## start

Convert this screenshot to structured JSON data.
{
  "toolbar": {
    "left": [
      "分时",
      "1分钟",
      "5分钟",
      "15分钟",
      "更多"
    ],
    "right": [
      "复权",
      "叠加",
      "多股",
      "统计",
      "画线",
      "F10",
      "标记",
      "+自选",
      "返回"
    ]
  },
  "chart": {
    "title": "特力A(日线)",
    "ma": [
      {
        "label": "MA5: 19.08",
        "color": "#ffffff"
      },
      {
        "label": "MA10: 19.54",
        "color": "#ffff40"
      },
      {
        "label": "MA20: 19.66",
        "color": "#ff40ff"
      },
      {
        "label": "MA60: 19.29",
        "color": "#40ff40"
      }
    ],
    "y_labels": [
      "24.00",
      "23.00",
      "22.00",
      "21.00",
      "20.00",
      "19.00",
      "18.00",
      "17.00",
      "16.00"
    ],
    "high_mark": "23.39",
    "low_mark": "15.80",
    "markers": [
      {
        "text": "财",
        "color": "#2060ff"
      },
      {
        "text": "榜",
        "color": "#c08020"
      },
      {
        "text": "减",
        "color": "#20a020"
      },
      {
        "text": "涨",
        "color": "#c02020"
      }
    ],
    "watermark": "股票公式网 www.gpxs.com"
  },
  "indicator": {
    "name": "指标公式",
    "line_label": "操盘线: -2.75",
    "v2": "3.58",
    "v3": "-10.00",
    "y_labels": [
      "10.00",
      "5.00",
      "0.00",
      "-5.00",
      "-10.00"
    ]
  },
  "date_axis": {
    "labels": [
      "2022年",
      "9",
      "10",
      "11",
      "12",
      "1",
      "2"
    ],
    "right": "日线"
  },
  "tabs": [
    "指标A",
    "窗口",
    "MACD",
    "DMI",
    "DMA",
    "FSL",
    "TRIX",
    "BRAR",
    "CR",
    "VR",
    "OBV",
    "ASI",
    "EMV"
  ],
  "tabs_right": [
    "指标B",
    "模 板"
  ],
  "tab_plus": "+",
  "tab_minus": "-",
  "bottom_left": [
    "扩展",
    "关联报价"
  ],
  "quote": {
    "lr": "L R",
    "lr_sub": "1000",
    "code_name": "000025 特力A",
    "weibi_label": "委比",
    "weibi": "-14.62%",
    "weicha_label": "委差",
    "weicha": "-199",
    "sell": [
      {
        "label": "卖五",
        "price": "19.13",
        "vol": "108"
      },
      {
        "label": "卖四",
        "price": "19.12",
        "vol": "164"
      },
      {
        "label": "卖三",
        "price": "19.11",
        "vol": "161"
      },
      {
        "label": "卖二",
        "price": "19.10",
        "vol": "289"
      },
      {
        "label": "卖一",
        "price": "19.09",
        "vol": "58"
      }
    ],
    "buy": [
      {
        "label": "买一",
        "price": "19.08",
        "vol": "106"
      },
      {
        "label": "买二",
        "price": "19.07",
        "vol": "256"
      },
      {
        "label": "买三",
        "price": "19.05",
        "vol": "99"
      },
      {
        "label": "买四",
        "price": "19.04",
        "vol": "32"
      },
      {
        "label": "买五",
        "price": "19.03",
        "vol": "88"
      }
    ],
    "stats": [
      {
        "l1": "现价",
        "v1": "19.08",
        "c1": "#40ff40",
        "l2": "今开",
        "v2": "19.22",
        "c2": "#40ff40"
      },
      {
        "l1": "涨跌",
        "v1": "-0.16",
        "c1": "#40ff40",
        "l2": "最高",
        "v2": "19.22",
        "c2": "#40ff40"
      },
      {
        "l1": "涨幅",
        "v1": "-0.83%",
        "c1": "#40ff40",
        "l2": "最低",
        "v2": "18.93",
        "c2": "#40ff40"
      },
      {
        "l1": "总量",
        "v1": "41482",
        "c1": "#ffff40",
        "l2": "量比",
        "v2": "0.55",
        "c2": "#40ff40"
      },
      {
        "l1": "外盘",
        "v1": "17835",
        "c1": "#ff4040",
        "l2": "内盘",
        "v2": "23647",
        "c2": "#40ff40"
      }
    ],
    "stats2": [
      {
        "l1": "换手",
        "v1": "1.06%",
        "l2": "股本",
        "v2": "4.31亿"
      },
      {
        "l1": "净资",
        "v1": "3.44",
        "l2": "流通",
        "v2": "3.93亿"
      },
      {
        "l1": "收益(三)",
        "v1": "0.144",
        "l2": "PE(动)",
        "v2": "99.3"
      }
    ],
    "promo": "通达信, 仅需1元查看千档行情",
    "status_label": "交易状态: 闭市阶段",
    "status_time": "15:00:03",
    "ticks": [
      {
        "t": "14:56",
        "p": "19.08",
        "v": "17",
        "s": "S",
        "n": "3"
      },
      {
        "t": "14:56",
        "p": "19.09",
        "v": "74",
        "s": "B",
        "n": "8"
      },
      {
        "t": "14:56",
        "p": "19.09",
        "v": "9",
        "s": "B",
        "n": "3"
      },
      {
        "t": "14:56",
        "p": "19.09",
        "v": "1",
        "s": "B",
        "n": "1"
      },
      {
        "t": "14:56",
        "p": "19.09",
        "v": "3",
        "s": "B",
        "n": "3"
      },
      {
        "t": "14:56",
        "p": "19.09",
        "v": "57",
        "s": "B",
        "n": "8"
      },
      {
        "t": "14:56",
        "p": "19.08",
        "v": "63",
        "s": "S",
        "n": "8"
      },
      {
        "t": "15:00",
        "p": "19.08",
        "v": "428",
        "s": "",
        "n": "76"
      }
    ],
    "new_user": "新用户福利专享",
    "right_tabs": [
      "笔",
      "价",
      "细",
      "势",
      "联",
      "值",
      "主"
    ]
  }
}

## end

List the lines of the records where "color" occurs.

→ Output for this exercise:
        "color": "#ffffff"
        "color": "#ffff40"
        "color": "#ff40ff"
        "color": "#40ff40"
        "color": "#2060ff"
        "color": "#c08020"
        "color": "#20a020"
        "color": "#c02020"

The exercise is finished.